▶ **Extracted text**
In the fall of 1996, just over ten years ago, I’d been demoted from the job I was hired for. Depressed, I felt my mind was woolen, like the boucle suits I wore. To cheer myself up, I visited a psychic my friend Lila recommended. The autumn-faced woman gave me a reading at her kitchen table. She predicted I’d move to Brooklyn. She knew I’d publish my book. “What I see for you is only better,” the warm prophet assured. I couldn’t be convinced, and when the session was over, I paid her the forty bucks and fled with the cassette tape on which she’d recorded everything, jamming it into my messenger bag.
Seeking a more down-to-earth way to find a dose of happiness, I joined Fountain House in Manhattan, a clubhouse for people with psychiatric diagnoses. After work, I’d take the subway there and attend the Thursday night poetry group. At the Fountain, I met a woman I became good friends with for four years. We’d attend the writing session, and then walk around the corner to the Coffee Pot, where we listened to folk music and talked about the poetry of our lives, sipping cappuccino and sharing a chocolate mud pie.
My friendship with Ali blossomed in the time I spent there, and continued for a couple of years after I left. For the time I knew her, I considered her my best friend. I also met other brave poets who shared the lyrics of their lives.
Fountain House has Clubhouses all over the world. The Manhattan outpost provides transitional employment, peer advocacy and housing, as well as social events, and hosts a yearly retreat and offers daily, cheap meals in its cafeteria.
As I come up on 20 years in recovery, nostalgia for that time has come on. I remember the 1990s well, yet interestingly, a dark haze now surrounds the difficult nights and a bright halo shines around the good days. I’m not sure why I have a selective memory, yet perhaps that’s a side effect of getting older: we let go of the pain, and focus on what gave us joy. Life’s too short to do otherwise.
What have I learned in retrospect? Self-reliance is the #1 skill you need in order to do well in your recovery. The point is to get out there and live your life. If you’d rather hibernate, afraid of what the outside world will think of you after you’re diagnosed, I recommend you join a clubhouse or go to a drop-in center. Everybody there has a mental illness, and knows what it’s like to feel different.
Also, developing social graces is the key to overcoming anxiety, paranoia and low self-esteem. At a place like Fountain House, you can participate as much or as little as you want. Some people plopped on couches in the great room, content to quietly soak up the nurturing vibe; others sat talking loudly at tables in the cafeteria. The point was to just go and be out there, and each day, the more you did, the more you felt like doing things.

▶ **Tasks and exercises**
a - In the Fountain House essay, how much did the writer pay the psychic for the reading?
b - Continue the Fountain House essay from its last sentence.

▶ **Recorded information**
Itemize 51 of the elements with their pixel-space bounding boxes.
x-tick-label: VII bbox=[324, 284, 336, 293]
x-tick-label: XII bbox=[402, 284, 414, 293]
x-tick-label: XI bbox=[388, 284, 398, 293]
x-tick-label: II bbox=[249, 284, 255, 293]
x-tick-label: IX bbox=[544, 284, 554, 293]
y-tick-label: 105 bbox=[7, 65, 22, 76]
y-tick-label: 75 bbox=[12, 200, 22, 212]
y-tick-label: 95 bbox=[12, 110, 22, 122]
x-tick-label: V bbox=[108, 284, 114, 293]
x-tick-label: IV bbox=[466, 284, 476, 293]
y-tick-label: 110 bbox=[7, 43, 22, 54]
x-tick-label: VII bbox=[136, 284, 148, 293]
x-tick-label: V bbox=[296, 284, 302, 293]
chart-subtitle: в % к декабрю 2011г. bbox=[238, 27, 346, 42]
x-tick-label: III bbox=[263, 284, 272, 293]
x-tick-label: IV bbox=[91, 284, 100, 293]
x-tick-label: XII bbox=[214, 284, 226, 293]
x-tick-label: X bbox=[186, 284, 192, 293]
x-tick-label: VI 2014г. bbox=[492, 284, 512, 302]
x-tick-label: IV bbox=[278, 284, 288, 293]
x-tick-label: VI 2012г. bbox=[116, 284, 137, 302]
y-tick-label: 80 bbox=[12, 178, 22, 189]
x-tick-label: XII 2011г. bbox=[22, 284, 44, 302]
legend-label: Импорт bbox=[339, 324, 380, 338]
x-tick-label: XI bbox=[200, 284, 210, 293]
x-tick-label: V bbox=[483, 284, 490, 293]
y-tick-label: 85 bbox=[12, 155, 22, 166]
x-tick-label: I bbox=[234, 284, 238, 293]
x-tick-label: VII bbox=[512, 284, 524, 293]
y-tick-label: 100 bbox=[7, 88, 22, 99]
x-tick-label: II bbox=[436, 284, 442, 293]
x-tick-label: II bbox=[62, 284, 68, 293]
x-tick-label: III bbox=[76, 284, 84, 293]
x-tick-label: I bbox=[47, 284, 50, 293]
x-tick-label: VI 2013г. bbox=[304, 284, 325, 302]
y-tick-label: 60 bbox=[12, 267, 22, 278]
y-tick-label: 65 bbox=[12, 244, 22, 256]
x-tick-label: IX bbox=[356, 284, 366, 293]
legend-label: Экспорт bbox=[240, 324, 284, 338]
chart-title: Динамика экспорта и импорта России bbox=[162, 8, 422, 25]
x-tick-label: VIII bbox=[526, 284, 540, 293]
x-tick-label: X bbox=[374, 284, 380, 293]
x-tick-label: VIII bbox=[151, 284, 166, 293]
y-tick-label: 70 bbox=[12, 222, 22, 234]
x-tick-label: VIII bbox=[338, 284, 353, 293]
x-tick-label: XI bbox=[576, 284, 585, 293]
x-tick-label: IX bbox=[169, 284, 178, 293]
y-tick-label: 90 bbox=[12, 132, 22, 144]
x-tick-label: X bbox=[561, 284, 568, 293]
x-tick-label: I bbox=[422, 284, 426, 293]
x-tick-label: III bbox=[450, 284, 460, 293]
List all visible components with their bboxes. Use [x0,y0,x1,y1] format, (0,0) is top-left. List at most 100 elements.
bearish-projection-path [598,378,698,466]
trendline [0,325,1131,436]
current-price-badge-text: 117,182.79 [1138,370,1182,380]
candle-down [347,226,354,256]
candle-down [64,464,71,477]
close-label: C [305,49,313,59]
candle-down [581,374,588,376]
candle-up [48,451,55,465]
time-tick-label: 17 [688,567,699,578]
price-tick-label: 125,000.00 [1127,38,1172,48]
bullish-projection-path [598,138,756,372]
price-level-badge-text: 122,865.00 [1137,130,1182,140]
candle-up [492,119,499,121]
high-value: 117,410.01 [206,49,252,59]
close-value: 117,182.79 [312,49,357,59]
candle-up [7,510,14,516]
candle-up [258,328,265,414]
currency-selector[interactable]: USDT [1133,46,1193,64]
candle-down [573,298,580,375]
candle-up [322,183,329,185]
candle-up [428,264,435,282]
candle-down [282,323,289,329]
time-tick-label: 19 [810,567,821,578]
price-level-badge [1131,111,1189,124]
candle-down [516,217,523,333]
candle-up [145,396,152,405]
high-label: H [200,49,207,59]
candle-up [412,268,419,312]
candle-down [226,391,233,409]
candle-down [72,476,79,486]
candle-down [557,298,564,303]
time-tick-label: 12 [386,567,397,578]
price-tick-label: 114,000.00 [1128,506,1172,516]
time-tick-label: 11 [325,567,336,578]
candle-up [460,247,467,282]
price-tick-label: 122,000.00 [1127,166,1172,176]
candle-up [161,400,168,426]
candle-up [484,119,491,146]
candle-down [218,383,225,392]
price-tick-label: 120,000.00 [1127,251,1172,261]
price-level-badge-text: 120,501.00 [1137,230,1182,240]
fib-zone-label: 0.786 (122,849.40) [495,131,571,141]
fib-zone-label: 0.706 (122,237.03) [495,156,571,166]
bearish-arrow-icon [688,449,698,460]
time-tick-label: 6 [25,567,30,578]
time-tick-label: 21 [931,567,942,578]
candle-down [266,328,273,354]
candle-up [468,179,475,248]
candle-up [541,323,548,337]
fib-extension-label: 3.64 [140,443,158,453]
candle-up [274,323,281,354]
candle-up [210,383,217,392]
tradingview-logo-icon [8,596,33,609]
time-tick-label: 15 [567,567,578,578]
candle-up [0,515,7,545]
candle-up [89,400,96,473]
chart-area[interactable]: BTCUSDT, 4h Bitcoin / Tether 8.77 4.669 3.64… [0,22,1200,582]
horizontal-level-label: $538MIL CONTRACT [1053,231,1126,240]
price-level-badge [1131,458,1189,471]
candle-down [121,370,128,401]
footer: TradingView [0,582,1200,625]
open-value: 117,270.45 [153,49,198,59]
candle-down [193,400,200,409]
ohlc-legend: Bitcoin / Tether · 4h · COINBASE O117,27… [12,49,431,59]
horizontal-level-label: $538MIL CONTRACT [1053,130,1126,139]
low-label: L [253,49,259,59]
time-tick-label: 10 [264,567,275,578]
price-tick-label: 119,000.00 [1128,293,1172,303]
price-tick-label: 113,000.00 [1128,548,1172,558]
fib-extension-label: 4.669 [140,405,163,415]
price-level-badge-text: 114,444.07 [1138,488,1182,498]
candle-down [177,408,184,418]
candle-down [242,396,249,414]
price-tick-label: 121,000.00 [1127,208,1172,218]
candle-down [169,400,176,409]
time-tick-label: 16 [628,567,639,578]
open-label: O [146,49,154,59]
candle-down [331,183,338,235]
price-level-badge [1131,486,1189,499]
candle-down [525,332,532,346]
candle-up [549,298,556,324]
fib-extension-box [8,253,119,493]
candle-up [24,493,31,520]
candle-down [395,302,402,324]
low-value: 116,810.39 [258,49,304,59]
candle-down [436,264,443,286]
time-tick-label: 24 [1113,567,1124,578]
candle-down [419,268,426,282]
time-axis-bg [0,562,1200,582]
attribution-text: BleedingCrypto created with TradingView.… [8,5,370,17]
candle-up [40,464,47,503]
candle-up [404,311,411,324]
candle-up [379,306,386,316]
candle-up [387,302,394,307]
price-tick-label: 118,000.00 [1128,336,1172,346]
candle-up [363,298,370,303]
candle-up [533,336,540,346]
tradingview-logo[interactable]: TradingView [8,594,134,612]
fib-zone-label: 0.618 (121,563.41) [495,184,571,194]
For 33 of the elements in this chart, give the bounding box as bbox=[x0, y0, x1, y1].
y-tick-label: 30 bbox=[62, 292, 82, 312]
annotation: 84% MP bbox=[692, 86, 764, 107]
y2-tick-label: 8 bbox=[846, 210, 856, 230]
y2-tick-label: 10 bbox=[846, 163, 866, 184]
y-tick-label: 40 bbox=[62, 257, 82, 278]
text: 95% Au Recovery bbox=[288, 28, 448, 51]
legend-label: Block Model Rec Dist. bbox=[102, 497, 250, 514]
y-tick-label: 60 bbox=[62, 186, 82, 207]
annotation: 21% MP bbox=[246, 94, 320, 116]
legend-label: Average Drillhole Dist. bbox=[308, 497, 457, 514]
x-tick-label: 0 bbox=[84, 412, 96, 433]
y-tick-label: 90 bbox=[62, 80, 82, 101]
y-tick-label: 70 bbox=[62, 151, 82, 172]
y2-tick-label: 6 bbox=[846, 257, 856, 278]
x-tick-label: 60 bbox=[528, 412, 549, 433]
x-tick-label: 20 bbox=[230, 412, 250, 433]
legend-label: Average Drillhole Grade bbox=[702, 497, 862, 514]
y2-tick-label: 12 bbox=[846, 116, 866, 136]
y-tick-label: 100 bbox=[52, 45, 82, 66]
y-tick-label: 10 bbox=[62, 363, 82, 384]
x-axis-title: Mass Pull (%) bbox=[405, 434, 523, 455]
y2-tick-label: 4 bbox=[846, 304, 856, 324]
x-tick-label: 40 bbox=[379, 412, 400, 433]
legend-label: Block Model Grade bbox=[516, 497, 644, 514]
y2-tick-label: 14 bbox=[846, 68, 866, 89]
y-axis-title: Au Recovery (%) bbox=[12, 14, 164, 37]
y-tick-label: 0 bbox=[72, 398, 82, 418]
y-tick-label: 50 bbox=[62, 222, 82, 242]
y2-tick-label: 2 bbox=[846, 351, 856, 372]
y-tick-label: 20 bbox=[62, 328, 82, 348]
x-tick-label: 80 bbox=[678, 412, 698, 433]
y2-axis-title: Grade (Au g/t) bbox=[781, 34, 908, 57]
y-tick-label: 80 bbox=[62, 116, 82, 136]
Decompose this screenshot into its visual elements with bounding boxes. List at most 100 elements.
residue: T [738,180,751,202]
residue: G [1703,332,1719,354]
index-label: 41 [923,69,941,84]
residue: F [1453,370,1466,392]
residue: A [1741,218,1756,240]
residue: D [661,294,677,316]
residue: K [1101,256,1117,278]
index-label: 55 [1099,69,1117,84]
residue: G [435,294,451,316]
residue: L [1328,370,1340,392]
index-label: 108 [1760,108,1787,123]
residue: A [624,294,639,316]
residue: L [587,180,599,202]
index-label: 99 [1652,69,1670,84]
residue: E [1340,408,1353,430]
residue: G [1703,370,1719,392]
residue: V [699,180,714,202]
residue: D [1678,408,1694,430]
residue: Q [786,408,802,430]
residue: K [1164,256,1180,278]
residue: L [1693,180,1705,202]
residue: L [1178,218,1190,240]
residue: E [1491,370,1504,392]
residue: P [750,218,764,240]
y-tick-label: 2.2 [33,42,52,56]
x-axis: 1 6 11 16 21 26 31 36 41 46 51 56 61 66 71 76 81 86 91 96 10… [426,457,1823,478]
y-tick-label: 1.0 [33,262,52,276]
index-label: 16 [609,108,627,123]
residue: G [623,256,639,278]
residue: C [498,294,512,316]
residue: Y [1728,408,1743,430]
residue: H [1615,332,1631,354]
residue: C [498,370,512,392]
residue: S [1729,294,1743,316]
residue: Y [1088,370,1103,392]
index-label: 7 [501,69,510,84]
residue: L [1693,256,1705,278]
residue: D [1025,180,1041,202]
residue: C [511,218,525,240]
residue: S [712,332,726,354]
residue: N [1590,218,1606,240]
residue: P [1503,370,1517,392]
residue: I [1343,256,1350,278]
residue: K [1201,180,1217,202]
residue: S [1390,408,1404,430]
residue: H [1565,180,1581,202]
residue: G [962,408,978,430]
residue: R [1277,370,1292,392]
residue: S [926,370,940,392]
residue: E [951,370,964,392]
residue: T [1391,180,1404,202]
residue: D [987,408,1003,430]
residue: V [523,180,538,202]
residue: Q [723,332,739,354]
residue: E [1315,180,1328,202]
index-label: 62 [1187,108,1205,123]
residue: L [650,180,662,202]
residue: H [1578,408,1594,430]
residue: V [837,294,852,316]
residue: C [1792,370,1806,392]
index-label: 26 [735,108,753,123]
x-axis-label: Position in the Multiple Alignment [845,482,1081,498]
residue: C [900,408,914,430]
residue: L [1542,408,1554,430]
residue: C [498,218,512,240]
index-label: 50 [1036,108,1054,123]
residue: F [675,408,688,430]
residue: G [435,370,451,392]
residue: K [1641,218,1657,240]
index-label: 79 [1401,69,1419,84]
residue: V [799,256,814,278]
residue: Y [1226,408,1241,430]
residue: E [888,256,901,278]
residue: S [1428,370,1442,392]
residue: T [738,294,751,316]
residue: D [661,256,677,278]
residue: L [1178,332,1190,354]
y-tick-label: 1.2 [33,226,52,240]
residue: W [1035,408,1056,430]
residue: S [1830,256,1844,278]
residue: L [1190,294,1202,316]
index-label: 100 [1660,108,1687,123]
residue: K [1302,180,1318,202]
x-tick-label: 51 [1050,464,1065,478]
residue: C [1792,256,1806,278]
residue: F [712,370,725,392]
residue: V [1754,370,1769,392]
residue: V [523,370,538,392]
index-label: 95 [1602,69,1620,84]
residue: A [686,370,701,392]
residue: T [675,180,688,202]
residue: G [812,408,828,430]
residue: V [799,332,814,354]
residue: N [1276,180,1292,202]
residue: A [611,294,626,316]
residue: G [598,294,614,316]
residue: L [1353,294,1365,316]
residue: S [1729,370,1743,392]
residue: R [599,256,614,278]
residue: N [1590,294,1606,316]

▶ **Answers for the tasks**
a - Forty dollars.

b -
The best thing is, the Fountain offers a free membership, and it was guaranteed for a lifetime when I attended. The Thursday night poetry group was like creative therapy, and as I shared my writing with kindred souls, my blue mood slowly lifted. Those were some of the best times I had in the first ten years of my recovery.
If you’re the mother or father of a loved one who lacks the desire or motivation go outside, I suggest you gently nudge her out the door, by offering to help get the services a clubhouse offers, or researching options like a day program or drop-in center. When I got out of the hospital, my therapist referred me to Aspire, a day program I attended five days a week for that first year. Along with other ex-patients, I formed goals, talked about my feelings and got feedback.
I firmly believe that if you’re a mother or father, you need to set house rules if your adult son or daughter who has SZ is to remain in your home. Telling them they must attend a clubhouse or day program will only serve to help them in the long run. Enabling them to sit on the couch does no one any good. Watching your son or daughter sit on that couch every day is heartbreaking, and yet it’s an avoidable scenario.
That said, I understand what it’s like to be physically unable to get up and out. After I got out of the hospital the second time, I returned to live at my mother’s for two weeks. I lay on the couch every day; my brain fogged up with nothing thoughts; my black-rimmed glasses askew and my hair matted. I was suddenly afraid to go out in the world, and be away from home, even though I used to be able to.
Everyone, and that is everyone, has days where she doesn’t feel like getting out of bed. If you’re going through this now, that’s okay. If you have the desire to do something, and your body tells you differently, keep the faith that it will get better. See your psychiatrist more often to change your dose if necessary or get support.
The waiting out the low moods is the hardest part, yet it’s the little things that matter. Do what you can do, slowly, and persist each day to try to do one new thing you couldn’t do the day before. Recovery isn’t a race to the finish line; it’s ongoing and a life-long process. I admire you for taking the first steps to live well.